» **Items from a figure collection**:

* start *

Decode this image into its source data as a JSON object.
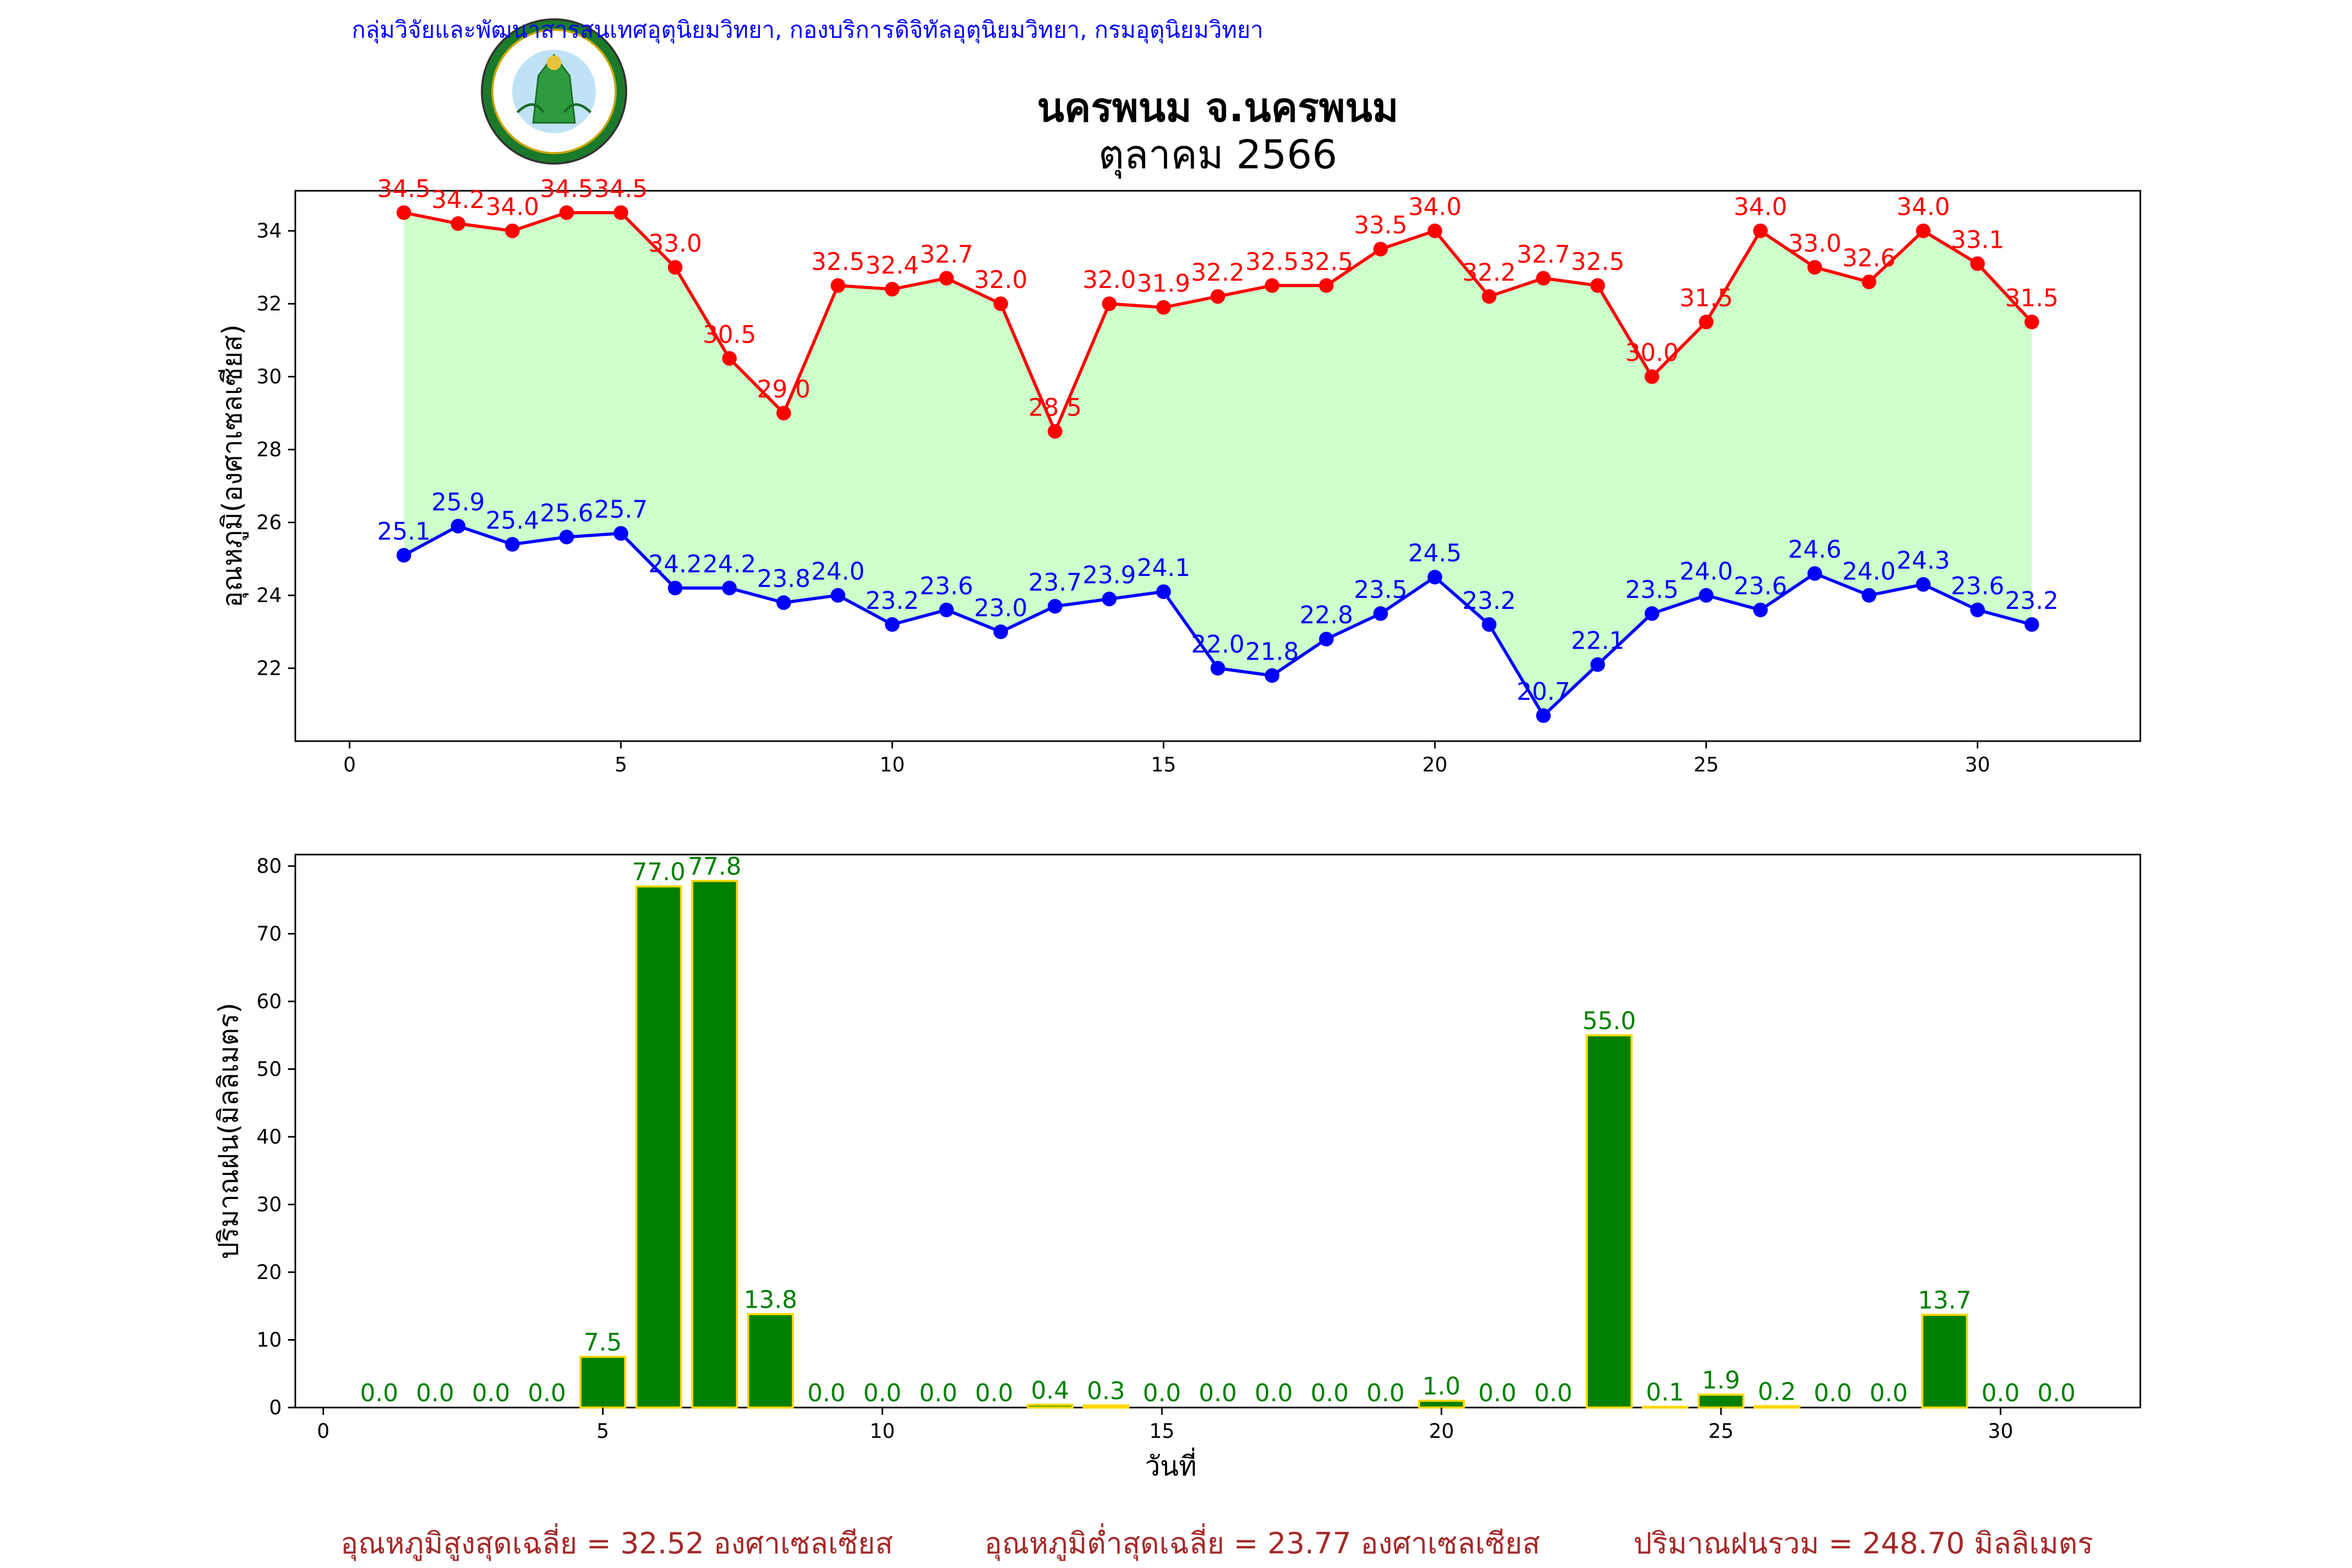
{
  "header": {
    "org_line": "กลุ่มวิจัยและพัฒนาสารสนเทศอุตุนิยมวิทยา, กองบริการดิจิทัลอุตุนิยมวิทยา, กรมอุตุนิยมวิทยา",
    "title_line1": "นครพนม จ.นครพนม",
    "title_line2": "ตุลาคม 2566",
    "logo_text": "กรมอุตุนิยมวิทยา",
    "logo_text_en": "METEOROLOGICAL DEPARTMENT"
  },
  "footer": {
    "avg_max": "อุณหภูมิสูงสุดเฉลี่ย = 32.52 องศาเซลเซียส",
    "avg_min": "อุณหภูมิต่ำสุดเฉลี่ย = 23.77 องศาเซลเซียส",
    "rain_total": "ปริมาณฝนรวม = 248.70 มิลลิเมตร"
  },
  "colors": {
    "max_line": "#ff0000",
    "min_line": "#0000ff",
    "fill": "#ccffcc",
    "bar": "#008000",
    "bar_edge": "#ffd700",
    "header_blue": "#0000ff",
    "footer_red": "#a52a2a"
  },
  "chart_data": [
    {
      "type": "line",
      "ylabel": "อุณหภูมิ(องศาเซลเซียส)",
      "xlim": [
        -1,
        33
      ],
      "ylim": [
        20.0,
        35.1
      ],
      "xticks": [
        0,
        5,
        10,
        15,
        20,
        25,
        30
      ],
      "yticks": [
        22,
        24,
        26,
        28,
        30,
        32,
        34
      ],
      "x": [
        1,
        2,
        3,
        4,
        5,
        6,
        7,
        8,
        9,
        10,
        11,
        12,
        13,
        14,
        15,
        16,
        17,
        18,
        19,
        20,
        21,
        22,
        23,
        24,
        25,
        26,
        27,
        28,
        29,
        30,
        31
      ],
      "series": [
        {
          "key": "max",
          "values": [
            34.5,
            34.2,
            34.0,
            34.5,
            34.5,
            33.0,
            30.5,
            29.0,
            32.5,
            32.4,
            32.7,
            32.0,
            28.5,
            32.0,
            31.9,
            32.2,
            32.5,
            32.5,
            33.5,
            34.0,
            32.2,
            32.7,
            32.5,
            30.0,
            31.5,
            34.0,
            33.0,
            32.6,
            34.0,
            33.1,
            31.5
          ]
        },
        {
          "key": "min",
          "values": [
            25.1,
            25.9,
            25.4,
            25.6,
            25.7,
            24.2,
            24.2,
            23.8,
            24.0,
            23.2,
            23.6,
            23.0,
            23.7,
            23.9,
            24.1,
            22.0,
            21.8,
            22.8,
            23.5,
            24.5,
            23.2,
            20.7,
            22.1,
            23.5,
            24.0,
            23.6,
            24.6,
            24.0,
            24.3,
            23.6,
            23.2
          ]
        }
      ]
    },
    {
      "type": "bar",
      "ylabel": "ปริมาณฝน(มิลลิเมตร)",
      "xlabel": "วันที่",
      "xlim": [
        -0.5,
        32.5
      ],
      "ylim": [
        0,
        81.7
      ],
      "xticks": [
        0,
        5,
        10,
        15,
        20,
        25,
        30
      ],
      "yticks": [
        0,
        10,
        20,
        30,
        40,
        50,
        60,
        70,
        80
      ],
      "categories": [
        1,
        2,
        3,
        4,
        5,
        6,
        7,
        8,
        9,
        10,
        11,
        12,
        13,
        14,
        15,
        16,
        17,
        18,
        19,
        20,
        21,
        22,
        23,
        24,
        25,
        26,
        27,
        28,
        29,
        30,
        31
      ],
      "values": [
        0.0,
        0.0,
        0.0,
        0.0,
        7.5,
        77.0,
        77.8,
        13.8,
        0.0,
        0.0,
        0.0,
        0.0,
        0.4,
        0.3,
        0.0,
        0.0,
        0.0,
        0.0,
        0.0,
        1.0,
        0.0,
        0.0,
        55.0,
        0.1,
        1.9,
        0.2,
        0.0,
        0.0,
        13.7,
        0.0,
        0.0
      ]
    }
  ]
}
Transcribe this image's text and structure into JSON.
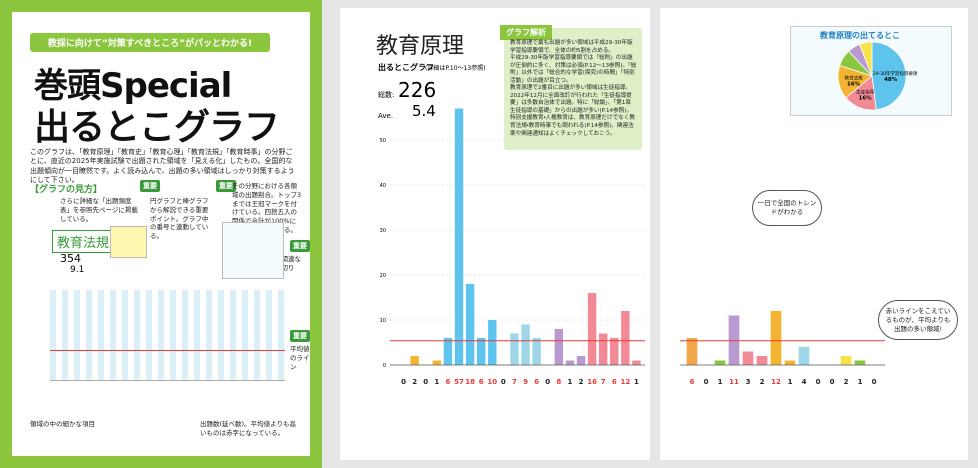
{
  "left": {
    "banner": "教採に向けて“対策すべきところ”がパッとわかる!",
    "title1": "巻頭Special",
    "title2": "出るとこグラフ",
    "intro": "このグラフは、「教育原理」「教育史」「教育心理」「教育法規」「教育時事」の分野ごとに、直近の2025年実施試験で出題された領域を「見える化」したもの。全国的な出題傾向が一目瞭然です。よく読み込んで、出題の多い領域はしっかり対策するようにして下さい。",
    "howto": "【グラフの見方】",
    "tag": "重要",
    "notes": [
      "さらに詳細な「出題頻度表」を参照先ページに掲載している。",
      "円グラフと棒グラフから解説できる重要ポイント。グラフ中の番号と連動している。",
      "その分野における各領域の出題割合。トップ3までは王冠マークを付けている。四捨五入の関係で合計が100%にならない場合もある。",
      "内容の関連などで区切り",
      "平均値のライン",
      "領域の中の細かな項目",
      "出題数(延べ数)。平均値よりも高いものは赤字になっている。"
    ],
    "sample_title": "教育法規",
    "sample_total": "354",
    "sample_ave": "9.1"
  },
  "middle": {
    "title": "教育原理",
    "subtitle": "出るとこグラフ",
    "subtitle_note": "(詳細はP.10〜13参照)",
    "total_label": "総数:",
    "total": 226,
    "ave_label": "Ave.",
    "ave": 5.4,
    "analysis_title": "グラフ解析",
    "analysis": [
      "教育原理で最も出題が多い領域は平成29-30年版学習指導要領で、全体の約5割を占める。",
      "平成29-30年版学習指導要領では「総則」の出題が圧倒的に多く、対策は必須(P.12〜13参照)。「総則」以外では「総合的な学習(探究)の時間」「特別活動」の出題が目立つ。",
      "教育原理で2番目に出題が多い領域は生徒指導。2022年12月に全面改訂が行われた「生徒指導提要」は多数自治体で出題。特に「総論」、「第1章 生徒指導の基礎」からの出題が多い(P.14参照)。",
      "特別支援教育・人権教育は、教育原理だけでなく教育法規・教育時事でも問われる(P.14参照)。関連法案や関連通知はよくチェックしておこう。"
    ]
  },
  "chart": {
    "ylim": [
      0,
      60
    ],
    "yticks": [
      0,
      10,
      20,
      30,
      40,
      50
    ],
    "values": [
      0,
      2,
      0,
      1,
      6,
      57,
      18,
      6,
      10,
      0,
      7,
      9,
      6,
      0,
      8,
      1,
      2,
      16,
      7,
      6,
      12,
      1,
      6,
      0,
      1,
      11,
      3,
      2,
      12,
      1,
      4,
      0,
      0,
      2,
      1,
      0
    ],
    "colors": [
      "#f3b431",
      "#f3b431",
      "#f3b431",
      "#f3b431",
      "#5ec4ee",
      "#5ec4ee",
      "#5ec4ee",
      "#5ec4ee",
      "#5ec4ee",
      "#9fd7ea",
      "#9fd7ea",
      "#9fd7ea",
      "#9fd7ea",
      "#b99ad0",
      "#b99ad0",
      "#b99ad0",
      "#b99ad0",
      "#f28a95",
      "#f28a95",
      "#f28a95",
      "#f28a95",
      "#f28a95",
      "#f3a64a",
      "#f3a64a",
      "#8cc63f",
      "#b99ad0",
      "#f28a95",
      "#f28a95",
      "#f3b431",
      "#f3b431",
      "#9fd7ea",
      "#9fd7ea",
      "#f6e24b",
      "#f6e24b",
      "#8cc63f",
      "#8cc63f"
    ],
    "average_color": "#e83a3a"
  },
  "right": {
    "pie_title": "教育原理の出てるとこ",
    "pie": {
      "labels": [
        "平成29-30年学習指導要領",
        "生徒指導",
        "教育法規",
        null,
        null,
        null
      ],
      "values": [
        48,
        16,
        16,
        8,
        6,
        6
      ],
      "value_labels": [
        "48%",
        "16%",
        "16%",
        null,
        null,
        null
      ],
      "colors": [
        "#5ec4ee",
        "#f28a95",
        "#f3b431",
        "#8cc63f",
        "#b99ad0",
        "#f6e24b"
      ]
    },
    "bubble1": "一日で全国のトレンドがわかる",
    "bubble2": "赤いラインをこえているものが、平均よりも出題の多い領域!"
  }
}
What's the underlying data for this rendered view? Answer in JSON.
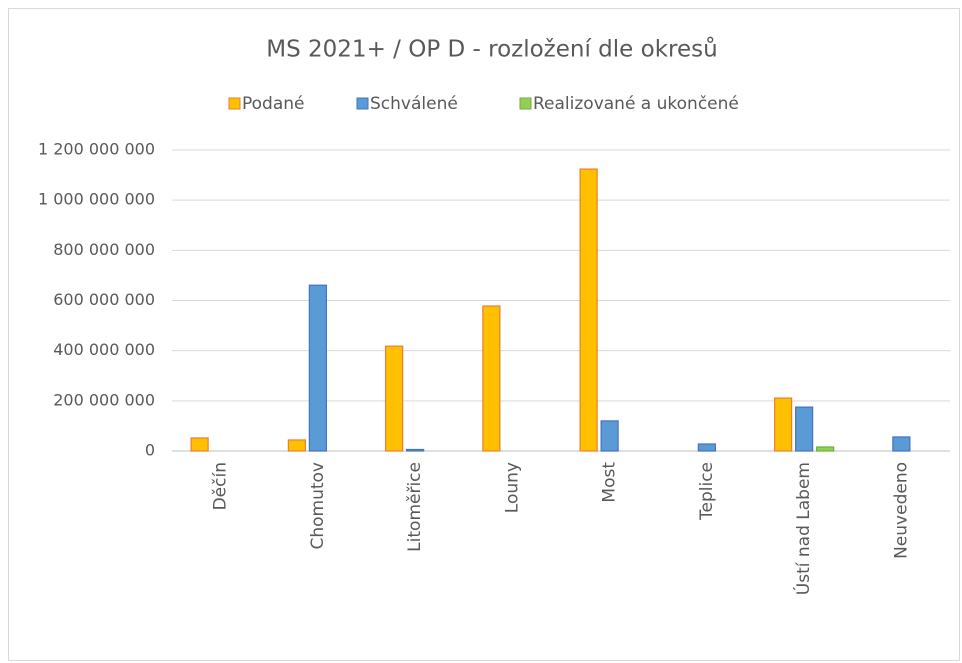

* end *

» **Goal**:
State only the count of lines above that hold the string "กรมอ".

» **Answer to the exercise**:
2